What is required: Copy exactly the lines from the one containing "Type out the text in this image." through the last line of the records below, including both, and leave out any pictures.

The records:

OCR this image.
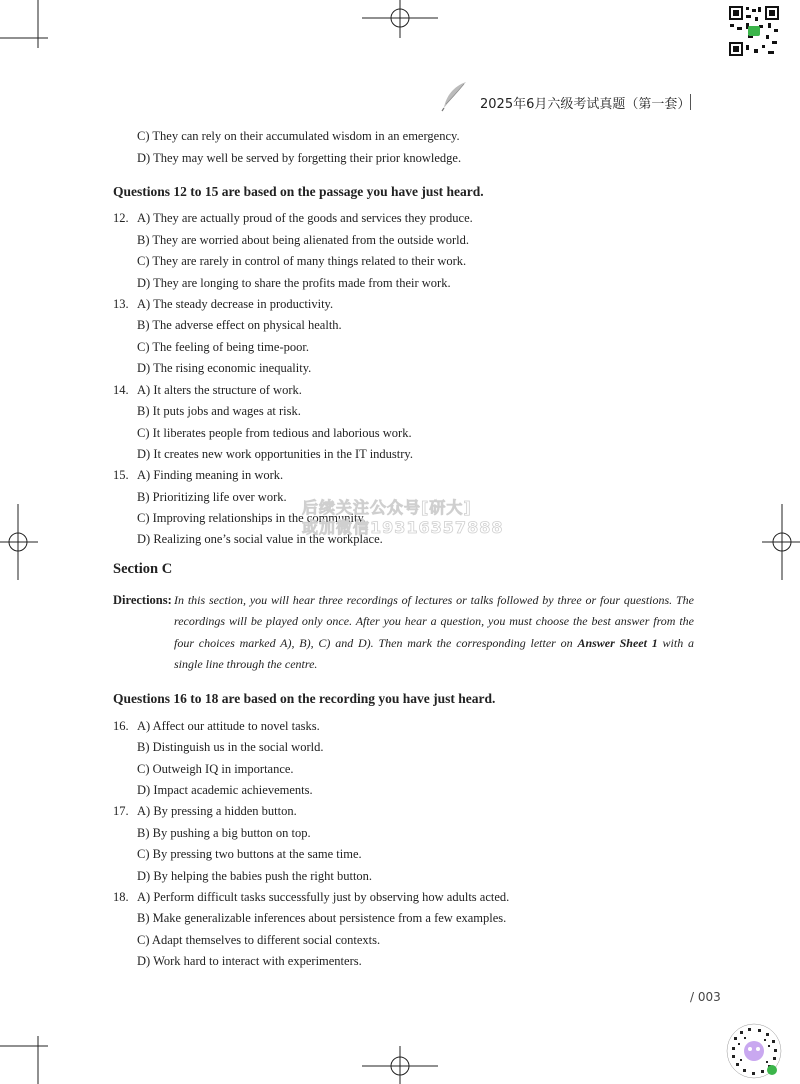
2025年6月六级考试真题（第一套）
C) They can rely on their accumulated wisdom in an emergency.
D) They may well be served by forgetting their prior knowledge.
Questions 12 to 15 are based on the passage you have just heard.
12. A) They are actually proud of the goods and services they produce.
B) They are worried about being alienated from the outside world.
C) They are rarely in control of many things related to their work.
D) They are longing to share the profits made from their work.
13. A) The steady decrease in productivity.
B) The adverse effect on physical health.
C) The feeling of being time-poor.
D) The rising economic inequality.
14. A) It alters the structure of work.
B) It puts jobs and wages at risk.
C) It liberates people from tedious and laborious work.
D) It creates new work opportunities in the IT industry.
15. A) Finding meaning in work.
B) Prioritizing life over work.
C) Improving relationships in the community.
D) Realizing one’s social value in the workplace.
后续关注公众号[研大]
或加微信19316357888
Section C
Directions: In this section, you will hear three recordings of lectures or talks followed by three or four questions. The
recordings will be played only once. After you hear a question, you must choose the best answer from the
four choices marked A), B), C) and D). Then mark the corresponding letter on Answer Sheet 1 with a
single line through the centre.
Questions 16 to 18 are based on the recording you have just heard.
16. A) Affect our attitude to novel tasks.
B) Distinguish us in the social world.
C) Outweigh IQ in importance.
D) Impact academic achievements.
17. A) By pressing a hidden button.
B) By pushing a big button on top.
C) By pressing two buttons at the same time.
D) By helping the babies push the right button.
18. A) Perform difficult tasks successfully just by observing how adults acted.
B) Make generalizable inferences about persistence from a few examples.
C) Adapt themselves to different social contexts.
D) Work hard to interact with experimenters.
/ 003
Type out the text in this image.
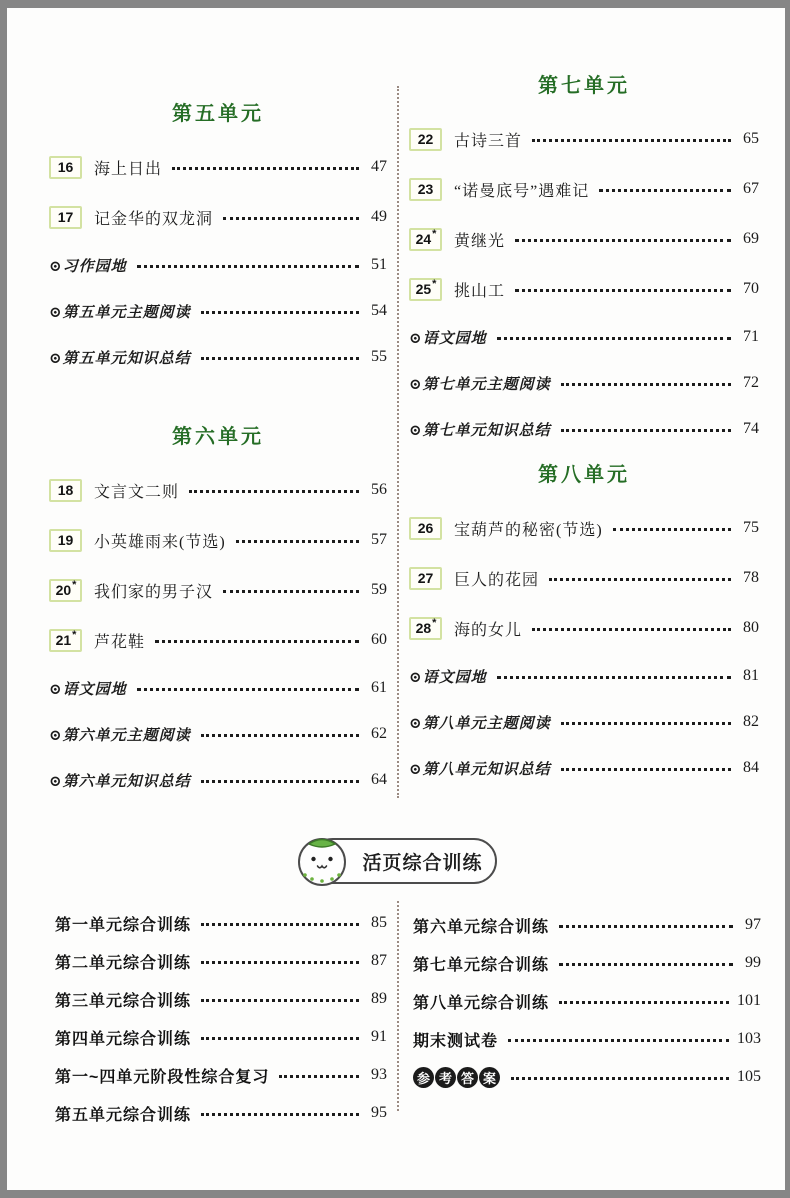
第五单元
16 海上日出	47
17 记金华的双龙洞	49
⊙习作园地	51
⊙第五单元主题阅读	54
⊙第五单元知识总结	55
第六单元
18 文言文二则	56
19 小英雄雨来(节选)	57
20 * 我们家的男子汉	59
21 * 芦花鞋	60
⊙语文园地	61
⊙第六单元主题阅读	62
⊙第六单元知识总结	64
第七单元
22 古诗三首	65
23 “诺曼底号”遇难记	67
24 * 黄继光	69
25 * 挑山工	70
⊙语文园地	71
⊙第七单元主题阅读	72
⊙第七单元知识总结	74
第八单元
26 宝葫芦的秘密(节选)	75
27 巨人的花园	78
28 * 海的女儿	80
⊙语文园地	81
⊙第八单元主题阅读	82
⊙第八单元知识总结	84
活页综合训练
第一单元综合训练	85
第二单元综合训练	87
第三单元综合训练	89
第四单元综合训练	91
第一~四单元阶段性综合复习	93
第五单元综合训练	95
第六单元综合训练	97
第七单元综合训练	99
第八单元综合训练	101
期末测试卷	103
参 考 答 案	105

Worked solution:
Type out the text in this image.
第五单元
16 海上日出	47
17 记金华的双龙洞	49
⊙习作园地	51
⊙第五单元主题阅读	54
⊙第五单元知识总结	55
第六单元
18 文言文二则	56
19 小英雄雨来(节选)	57
20 * 我们家的男子汉	59
21 * 芦花鞋	60
⊙语文园地	61
⊙第六单元主题阅读	62
⊙第六单元知识总结	64
第七单元
22 古诗三首	65
23 “诺曼底号”遇难记	67
24 * 黄继光	69
25 * 挑山工	70
⊙语文园地	71
⊙第七单元主题阅读	72
⊙第七单元知识总结	74
第八单元
26 宝葫芦的秘密(节选)	75
27 巨人的花园	78
28 * 海的女儿	80
⊙语文园地	81
⊙第八单元主题阅读	82
⊙第八单元知识总结	84
活页综合训练
第一单元综合训练	85
第二单元综合训练	87
第三单元综合训练	89
第四单元综合训练	91
第一~四单元阶段性综合复习	93
第五单元综合训练	95
第六单元综合训练	97
第七单元综合训练	99
第八单元综合训练	101
期末测试卷	103
参 考 答 案	105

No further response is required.